Look through the material below. Copy every line with the string "this" in it.

— start —

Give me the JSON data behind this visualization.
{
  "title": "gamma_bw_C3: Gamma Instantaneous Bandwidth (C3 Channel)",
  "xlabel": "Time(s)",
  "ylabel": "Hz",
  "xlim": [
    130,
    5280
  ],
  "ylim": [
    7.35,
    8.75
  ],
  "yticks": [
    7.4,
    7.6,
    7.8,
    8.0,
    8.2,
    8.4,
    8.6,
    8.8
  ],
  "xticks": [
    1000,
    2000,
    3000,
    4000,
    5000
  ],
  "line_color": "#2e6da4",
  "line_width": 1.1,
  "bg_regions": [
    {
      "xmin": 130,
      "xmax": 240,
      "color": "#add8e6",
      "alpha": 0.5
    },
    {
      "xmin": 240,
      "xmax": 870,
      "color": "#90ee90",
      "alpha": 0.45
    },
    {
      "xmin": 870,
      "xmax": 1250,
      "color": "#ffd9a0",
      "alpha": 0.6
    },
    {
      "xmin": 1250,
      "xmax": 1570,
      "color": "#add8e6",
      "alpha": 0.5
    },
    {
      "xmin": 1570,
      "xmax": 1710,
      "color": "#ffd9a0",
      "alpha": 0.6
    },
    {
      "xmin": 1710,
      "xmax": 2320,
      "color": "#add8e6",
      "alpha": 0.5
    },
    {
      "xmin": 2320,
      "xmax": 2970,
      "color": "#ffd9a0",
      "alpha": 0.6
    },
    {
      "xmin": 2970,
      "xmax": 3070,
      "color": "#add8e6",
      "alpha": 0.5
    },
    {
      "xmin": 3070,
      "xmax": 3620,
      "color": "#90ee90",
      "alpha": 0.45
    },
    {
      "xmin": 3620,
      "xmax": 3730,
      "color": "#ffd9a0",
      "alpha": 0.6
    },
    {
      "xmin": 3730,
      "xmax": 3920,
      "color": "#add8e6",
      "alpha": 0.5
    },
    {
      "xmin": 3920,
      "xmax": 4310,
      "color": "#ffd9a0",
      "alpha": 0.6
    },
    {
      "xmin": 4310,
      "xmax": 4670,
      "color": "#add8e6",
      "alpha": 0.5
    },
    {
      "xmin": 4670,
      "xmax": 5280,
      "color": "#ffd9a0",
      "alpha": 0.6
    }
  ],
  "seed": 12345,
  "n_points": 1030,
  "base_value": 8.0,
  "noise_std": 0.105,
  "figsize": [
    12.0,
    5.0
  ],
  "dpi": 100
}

— end —
— start —

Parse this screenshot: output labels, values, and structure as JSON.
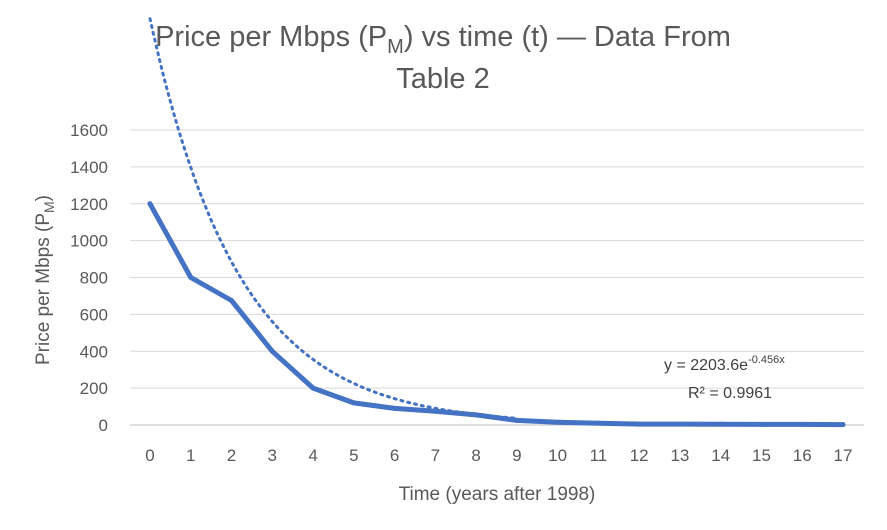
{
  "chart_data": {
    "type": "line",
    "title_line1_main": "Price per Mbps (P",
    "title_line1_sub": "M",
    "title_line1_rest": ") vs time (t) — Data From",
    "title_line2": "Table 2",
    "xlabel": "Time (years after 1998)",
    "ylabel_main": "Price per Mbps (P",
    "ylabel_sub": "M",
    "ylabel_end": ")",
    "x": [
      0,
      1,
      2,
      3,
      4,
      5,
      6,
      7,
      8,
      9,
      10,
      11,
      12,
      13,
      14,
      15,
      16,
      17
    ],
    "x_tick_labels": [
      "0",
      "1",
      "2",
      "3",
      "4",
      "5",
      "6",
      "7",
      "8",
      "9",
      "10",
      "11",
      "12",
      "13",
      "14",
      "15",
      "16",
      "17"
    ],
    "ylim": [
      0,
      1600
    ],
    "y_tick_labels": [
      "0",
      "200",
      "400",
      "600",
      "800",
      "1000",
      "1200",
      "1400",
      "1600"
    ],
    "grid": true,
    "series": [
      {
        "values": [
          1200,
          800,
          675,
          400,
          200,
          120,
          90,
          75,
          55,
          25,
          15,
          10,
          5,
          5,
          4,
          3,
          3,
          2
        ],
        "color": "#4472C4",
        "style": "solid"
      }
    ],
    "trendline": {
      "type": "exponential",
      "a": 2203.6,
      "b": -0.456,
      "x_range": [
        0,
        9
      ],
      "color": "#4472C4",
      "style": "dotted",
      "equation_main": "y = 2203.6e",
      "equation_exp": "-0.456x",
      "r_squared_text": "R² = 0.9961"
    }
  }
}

— end —

▸ **Correct response**:
Give me the JSON data behind this visualization.
Parse this screenshot: output labels, values, and structure as JSON.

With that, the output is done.